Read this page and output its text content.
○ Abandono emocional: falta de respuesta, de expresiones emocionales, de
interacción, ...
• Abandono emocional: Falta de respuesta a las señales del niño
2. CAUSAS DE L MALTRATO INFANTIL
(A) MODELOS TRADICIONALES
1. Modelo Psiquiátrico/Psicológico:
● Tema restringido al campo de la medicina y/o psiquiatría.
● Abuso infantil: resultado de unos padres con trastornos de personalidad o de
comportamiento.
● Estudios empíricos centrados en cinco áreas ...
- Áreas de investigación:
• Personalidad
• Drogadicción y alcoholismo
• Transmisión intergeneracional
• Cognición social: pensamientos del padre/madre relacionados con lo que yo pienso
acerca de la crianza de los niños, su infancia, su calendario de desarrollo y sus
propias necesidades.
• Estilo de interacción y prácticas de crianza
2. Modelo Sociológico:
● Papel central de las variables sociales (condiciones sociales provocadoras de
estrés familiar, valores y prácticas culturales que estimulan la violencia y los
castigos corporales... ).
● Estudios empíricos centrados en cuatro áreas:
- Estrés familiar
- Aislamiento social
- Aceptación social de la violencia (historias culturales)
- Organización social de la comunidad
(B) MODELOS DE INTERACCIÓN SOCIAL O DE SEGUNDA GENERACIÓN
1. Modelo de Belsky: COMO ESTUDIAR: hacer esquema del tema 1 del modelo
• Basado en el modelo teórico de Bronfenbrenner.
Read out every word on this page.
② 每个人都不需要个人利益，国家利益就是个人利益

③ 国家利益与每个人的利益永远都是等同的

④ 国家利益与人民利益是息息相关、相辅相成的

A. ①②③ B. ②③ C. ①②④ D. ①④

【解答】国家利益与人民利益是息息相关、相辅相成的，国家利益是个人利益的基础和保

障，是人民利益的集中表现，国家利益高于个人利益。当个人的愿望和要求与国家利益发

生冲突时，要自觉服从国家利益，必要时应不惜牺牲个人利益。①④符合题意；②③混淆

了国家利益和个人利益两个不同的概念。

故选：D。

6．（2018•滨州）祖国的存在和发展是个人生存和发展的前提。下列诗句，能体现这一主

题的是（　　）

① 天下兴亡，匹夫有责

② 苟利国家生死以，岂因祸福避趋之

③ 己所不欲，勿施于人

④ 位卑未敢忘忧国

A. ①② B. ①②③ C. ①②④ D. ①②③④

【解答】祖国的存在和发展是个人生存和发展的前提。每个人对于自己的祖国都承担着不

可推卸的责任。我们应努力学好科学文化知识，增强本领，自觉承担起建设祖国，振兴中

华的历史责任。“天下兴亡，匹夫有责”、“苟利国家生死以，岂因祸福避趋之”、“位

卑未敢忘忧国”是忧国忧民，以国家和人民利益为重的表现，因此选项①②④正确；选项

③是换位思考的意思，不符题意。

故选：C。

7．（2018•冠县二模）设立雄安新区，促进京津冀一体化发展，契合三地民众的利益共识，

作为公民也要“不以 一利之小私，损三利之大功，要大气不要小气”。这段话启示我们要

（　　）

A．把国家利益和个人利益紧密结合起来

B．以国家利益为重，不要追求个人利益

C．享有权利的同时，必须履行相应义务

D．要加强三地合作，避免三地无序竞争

┄┄┄┄┄┄┄┄┄┄┄┄┄┄┄┄┄┄┄┄

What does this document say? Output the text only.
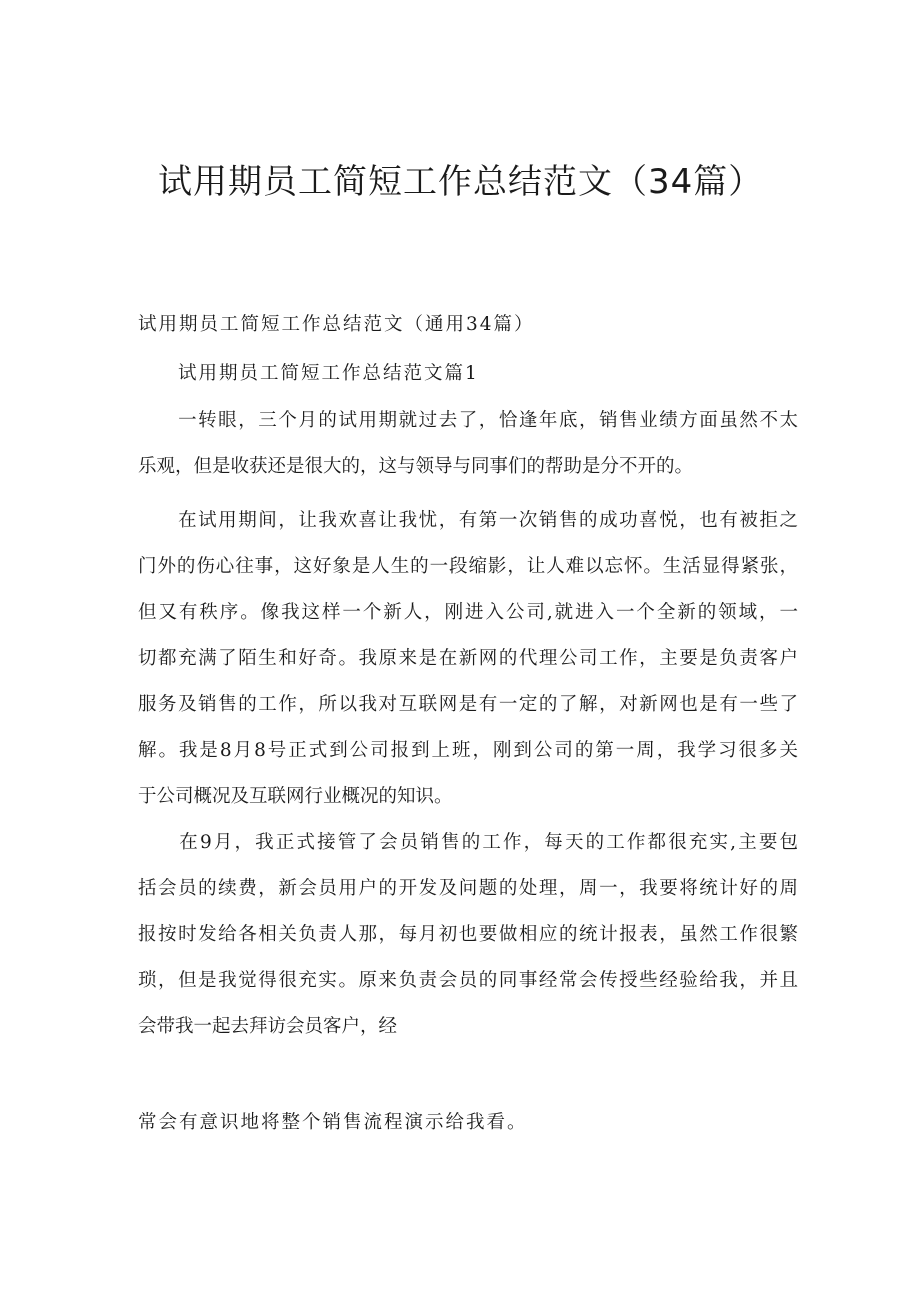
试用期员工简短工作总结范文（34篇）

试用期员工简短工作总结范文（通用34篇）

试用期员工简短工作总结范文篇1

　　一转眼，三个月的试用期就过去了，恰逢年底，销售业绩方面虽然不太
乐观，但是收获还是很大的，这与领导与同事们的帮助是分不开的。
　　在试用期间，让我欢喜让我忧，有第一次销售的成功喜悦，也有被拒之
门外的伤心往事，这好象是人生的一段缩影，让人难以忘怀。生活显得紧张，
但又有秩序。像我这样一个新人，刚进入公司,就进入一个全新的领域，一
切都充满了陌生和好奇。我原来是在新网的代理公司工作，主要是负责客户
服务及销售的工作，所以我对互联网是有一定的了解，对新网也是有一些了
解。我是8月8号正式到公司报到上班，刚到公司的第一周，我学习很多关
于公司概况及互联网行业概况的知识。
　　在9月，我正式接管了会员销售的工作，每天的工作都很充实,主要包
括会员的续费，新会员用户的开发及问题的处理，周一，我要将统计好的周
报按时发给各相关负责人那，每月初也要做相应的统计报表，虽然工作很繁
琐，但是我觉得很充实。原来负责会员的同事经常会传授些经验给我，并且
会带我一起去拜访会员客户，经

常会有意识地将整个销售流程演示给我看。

┄┄┄┄┄┄┄┄┄┄┄┄┄┄┄┄┄┄┄┄

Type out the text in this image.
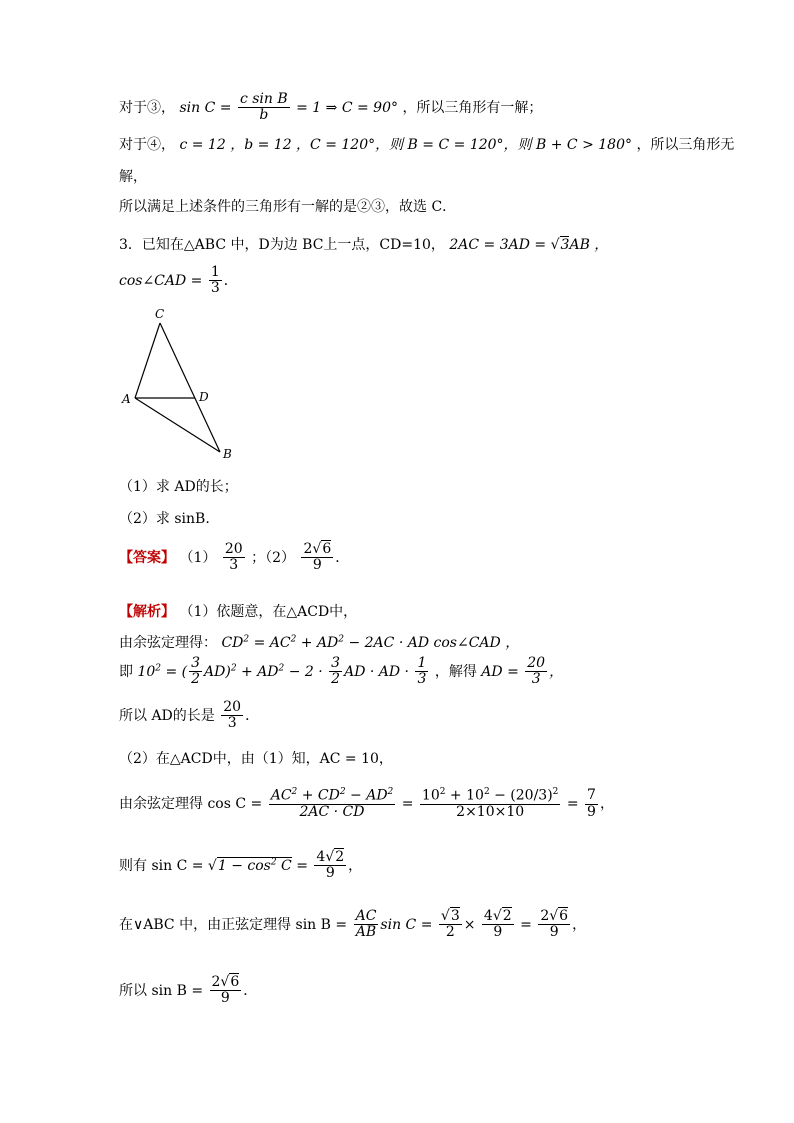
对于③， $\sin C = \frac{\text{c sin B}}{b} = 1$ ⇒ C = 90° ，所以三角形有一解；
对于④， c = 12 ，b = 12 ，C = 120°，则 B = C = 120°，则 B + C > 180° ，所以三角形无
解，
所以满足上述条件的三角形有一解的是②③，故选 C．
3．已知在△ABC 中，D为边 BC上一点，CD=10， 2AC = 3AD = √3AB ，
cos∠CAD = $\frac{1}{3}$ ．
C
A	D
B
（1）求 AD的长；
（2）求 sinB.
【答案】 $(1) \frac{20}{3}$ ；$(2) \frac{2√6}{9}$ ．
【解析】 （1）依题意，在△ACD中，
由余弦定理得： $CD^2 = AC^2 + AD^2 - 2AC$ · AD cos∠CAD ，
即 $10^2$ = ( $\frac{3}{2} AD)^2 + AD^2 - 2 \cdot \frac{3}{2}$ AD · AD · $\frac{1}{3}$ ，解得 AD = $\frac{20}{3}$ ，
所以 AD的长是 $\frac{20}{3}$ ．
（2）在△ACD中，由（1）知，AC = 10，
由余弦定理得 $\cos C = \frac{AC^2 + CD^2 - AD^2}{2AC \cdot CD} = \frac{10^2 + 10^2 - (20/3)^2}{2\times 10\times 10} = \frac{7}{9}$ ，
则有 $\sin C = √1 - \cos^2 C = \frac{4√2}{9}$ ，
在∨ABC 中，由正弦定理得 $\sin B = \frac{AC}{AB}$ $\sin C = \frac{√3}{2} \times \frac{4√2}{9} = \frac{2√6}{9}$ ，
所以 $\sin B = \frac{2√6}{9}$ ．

┄┄┄┄┄┄┄┄┄┄┄┄┄┄┄┄┄┄┄┄

» Exercise
Search the data for "centrados" and list every line in which it occurs.

» The response
● Estudios empíricos centrados en cinco áreas ...
● Estudios empíricos centrados en cuatro áreas:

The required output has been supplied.